Collection entries:
>> Begin

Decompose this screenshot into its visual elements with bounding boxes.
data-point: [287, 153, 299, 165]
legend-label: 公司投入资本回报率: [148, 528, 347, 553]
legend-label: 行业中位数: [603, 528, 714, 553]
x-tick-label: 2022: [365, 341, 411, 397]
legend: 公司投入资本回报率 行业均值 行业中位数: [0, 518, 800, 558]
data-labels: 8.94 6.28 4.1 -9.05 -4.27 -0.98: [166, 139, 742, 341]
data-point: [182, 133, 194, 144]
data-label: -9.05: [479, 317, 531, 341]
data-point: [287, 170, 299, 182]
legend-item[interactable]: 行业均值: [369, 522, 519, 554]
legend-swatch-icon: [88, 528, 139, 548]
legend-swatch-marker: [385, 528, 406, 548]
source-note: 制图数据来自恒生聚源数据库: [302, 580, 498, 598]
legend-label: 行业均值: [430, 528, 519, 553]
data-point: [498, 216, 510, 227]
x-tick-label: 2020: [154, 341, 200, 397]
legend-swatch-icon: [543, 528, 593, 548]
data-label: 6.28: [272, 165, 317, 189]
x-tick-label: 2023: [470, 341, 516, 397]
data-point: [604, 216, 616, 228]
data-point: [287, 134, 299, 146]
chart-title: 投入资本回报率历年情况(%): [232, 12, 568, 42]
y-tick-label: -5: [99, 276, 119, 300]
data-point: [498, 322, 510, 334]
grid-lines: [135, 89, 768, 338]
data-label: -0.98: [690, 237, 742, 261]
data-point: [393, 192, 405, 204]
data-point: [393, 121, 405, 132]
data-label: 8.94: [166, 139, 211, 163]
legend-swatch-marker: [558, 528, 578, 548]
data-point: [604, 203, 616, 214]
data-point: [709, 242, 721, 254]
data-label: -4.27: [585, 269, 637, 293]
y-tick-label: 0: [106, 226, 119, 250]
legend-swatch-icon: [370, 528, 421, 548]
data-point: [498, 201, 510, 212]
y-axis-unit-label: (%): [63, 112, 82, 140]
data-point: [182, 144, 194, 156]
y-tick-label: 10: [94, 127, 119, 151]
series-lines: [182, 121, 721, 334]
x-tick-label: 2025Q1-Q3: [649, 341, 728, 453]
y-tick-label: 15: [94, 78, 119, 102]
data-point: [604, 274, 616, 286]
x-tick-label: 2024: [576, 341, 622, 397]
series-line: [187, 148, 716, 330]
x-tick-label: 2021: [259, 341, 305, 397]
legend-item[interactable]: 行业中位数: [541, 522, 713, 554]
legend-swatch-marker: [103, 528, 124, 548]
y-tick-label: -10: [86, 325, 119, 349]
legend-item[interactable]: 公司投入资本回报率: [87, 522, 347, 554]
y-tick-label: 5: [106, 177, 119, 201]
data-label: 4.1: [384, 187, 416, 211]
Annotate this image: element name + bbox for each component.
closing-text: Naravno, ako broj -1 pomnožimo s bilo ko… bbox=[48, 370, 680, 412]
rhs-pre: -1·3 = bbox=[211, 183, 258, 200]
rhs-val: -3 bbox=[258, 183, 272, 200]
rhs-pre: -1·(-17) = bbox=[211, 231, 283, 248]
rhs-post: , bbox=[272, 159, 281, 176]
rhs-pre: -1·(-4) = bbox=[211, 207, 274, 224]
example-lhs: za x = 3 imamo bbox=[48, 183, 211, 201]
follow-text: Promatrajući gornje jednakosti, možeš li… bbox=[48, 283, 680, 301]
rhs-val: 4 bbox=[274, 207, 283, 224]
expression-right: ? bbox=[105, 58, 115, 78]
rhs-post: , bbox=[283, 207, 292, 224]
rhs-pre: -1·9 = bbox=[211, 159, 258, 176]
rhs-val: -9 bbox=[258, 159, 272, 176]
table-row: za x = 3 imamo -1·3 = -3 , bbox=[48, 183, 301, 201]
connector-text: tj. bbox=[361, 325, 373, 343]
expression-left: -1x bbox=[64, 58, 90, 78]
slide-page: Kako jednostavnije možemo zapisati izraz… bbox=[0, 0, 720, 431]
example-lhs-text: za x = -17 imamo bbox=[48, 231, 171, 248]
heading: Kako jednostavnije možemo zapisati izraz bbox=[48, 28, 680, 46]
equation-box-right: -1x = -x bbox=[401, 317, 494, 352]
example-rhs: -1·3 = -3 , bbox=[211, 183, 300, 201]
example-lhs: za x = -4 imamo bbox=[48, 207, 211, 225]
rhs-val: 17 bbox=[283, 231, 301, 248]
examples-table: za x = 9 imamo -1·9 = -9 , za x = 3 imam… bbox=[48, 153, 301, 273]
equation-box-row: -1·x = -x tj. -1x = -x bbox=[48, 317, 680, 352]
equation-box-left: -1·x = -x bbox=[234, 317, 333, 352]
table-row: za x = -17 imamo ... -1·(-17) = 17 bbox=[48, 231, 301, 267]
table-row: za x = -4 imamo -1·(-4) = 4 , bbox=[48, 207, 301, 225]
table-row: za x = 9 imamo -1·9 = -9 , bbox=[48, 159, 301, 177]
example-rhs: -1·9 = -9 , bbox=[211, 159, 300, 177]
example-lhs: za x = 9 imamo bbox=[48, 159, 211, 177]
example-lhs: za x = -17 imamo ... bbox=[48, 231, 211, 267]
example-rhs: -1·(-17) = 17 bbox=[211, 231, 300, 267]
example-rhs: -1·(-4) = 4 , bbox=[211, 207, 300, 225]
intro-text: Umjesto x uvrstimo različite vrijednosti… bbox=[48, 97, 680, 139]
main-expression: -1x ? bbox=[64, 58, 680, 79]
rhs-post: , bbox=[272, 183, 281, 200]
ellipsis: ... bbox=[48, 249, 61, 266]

>> End

— Task directions —
Reproduce every line of the items above verbatim, in the same order and without any changes.

— Exercise answer —
Decompose this screenshot into its visual elements with bounding boxes.
data-point: [287, 153, 299, 165]
legend-label: 公司投入资本回报率: [148, 528, 347, 553]
legend-label: 行业中位数: [603, 528, 714, 553]
x-tick-label: 2022: [365, 341, 411, 397]
legend: 公司投入资本回报率 行业均值 行业中位数: [0, 518, 800, 558]
data-labels: 8.94 6.28 4.1 -9.05 -4.27 -0.98: [166, 139, 742, 341]
data-point: [182, 133, 194, 144]
data-label: -9.05: [479, 317, 531, 341]
data-point: [287, 170, 299, 182]
legend-item[interactable]: 行业均值: [369, 522, 519, 554]
legend-swatch-icon: [88, 528, 139, 548]
legend-swatch-marker: [385, 528, 406, 548]
source-note: 制图数据来自恒生聚源数据库: [302, 580, 498, 598]
legend-label: 行业均值: [430, 528, 519, 553]
data-point: [498, 216, 510, 227]
x-tick-label: 2020: [154, 341, 200, 397]
legend-swatch-icon: [543, 528, 593, 548]
data-label: 6.28: [272, 165, 317, 189]
x-tick-label: 2023: [470, 341, 516, 397]
data-point: [604, 216, 616, 228]
data-point: [287, 134, 299, 146]
chart-title: 投入资本回报率历年情况(%): [232, 12, 568, 42]
y-tick-label: -5: [99, 276, 119, 300]
data-point: [498, 322, 510, 334]
grid-lines: [135, 89, 768, 338]
data-label: -0.98: [690, 237, 742, 261]
data-point: [393, 192, 405, 204]
data-point: [393, 121, 405, 132]
data-label: 8.94: [166, 139, 211, 163]
legend-swatch-marker: [558, 528, 578, 548]
data-point: [604, 203, 616, 214]
data-point: [709, 242, 721, 254]
data-label: -4.27: [585, 269, 637, 293]
y-tick-label: 0: [106, 226, 119, 250]
legend-swatch-icon: [370, 528, 421, 548]
data-point: [498, 201, 510, 212]
y-axis-unit-label: (%): [63, 112, 82, 140]
data-point: [182, 144, 194, 156]
y-tick-label: 10: [94, 127, 119, 151]
series-lines: [182, 121, 721, 334]
x-tick-label: 2025Q1-Q3: [649, 341, 728, 453]
y-tick-label: 15: [94, 78, 119, 102]
data-point: [604, 274, 616, 286]
x-tick-label: 2024: [576, 341, 622, 397]
series-line: [187, 148, 716, 330]
x-tick-label: 2021: [259, 341, 305, 397]
legend-item[interactable]: 行业中位数: [541, 522, 713, 554]
legend-swatch-marker: [103, 528, 124, 548]
y-tick-label: -10: [86, 325, 119, 349]
legend-item[interactable]: 公司投入资本回报率: [87, 522, 347, 554]
y-tick-label: 5: [106, 177, 119, 201]
data-label: 4.1: [384, 187, 416, 211]
Annotate this image: element name + bbox for each component.
closing-text: Naravno, ako broj -1 pomnožimo s bilo ko… bbox=[48, 370, 680, 412]
rhs-pre: -1·3 = bbox=[211, 183, 258, 200]
rhs-val: -3 bbox=[258, 183, 272, 200]
rhs-pre: -1·(-17) = bbox=[211, 231, 283, 248]
rhs-post: , bbox=[272, 159, 281, 176]
rhs-pre: -1·(-4) = bbox=[211, 207, 274, 224]
example-lhs: za x = 3 imamo bbox=[48, 183, 211, 201]
follow-text: Promatrajući gornje jednakosti, možeš li… bbox=[48, 283, 680, 301]
rhs-val: 4 bbox=[274, 207, 283, 224]
expression-right: ? bbox=[105, 58, 115, 78]
rhs-post: , bbox=[283, 207, 292, 224]
rhs-pre: -1·9 = bbox=[211, 159, 258, 176]
rhs-val: -9 bbox=[258, 159, 272, 176]
table-row: za x = 3 imamo -1·3 = -3 , bbox=[48, 183, 301, 201]
connector-text: tj. bbox=[361, 325, 373, 343]
expression-left: -1x bbox=[64, 58, 90, 78]
slide-page: Kako jednostavnije možemo zapisati izraz… bbox=[0, 0, 720, 431]
example-lhs-text: za x = -17 imamo bbox=[48, 231, 171, 248]
heading: Kako jednostavnije možemo zapisati izraz bbox=[48, 28, 680, 46]
equation-box-right: -1x = -x bbox=[401, 317, 494, 352]
example-rhs: -1·3 = -3 , bbox=[211, 183, 300, 201]
example-lhs: za x = -4 imamo bbox=[48, 207, 211, 225]
rhs-val: 17 bbox=[283, 231, 301, 248]
examples-table: za x = 9 imamo -1·9 = -9 , za x = 3 imam… bbox=[48, 153, 301, 273]
equation-box-row: -1·x = -x tj. -1x = -x bbox=[48, 317, 680, 352]
equation-box-left: -1·x = -x bbox=[234, 317, 333, 352]
table-row: za x = -17 imamo ... -1·(-17) = 17 bbox=[48, 231, 301, 267]
table-row: za x = -4 imamo -1·(-4) = 4 , bbox=[48, 207, 301, 225]
table-row: za x = 9 imamo -1·9 = -9 , bbox=[48, 159, 301, 177]
example-rhs: -1·9 = -9 , bbox=[211, 159, 300, 177]
example-lhs: za x = 9 imamo bbox=[48, 159, 211, 177]
example-lhs: za x = -17 imamo ... bbox=[48, 231, 211, 267]
example-rhs: -1·(-17) = 17 bbox=[211, 231, 300, 267]
example-rhs: -1·(-4) = 4 , bbox=[211, 207, 300, 225]
intro-text: Umjesto x uvrstimo različite vrijednosti… bbox=[48, 97, 680, 139]
main-expression: -1x ? bbox=[64, 58, 680, 79]
rhs-post: , bbox=[272, 183, 281, 200]
ellipsis: ... bbox=[48, 249, 61, 266]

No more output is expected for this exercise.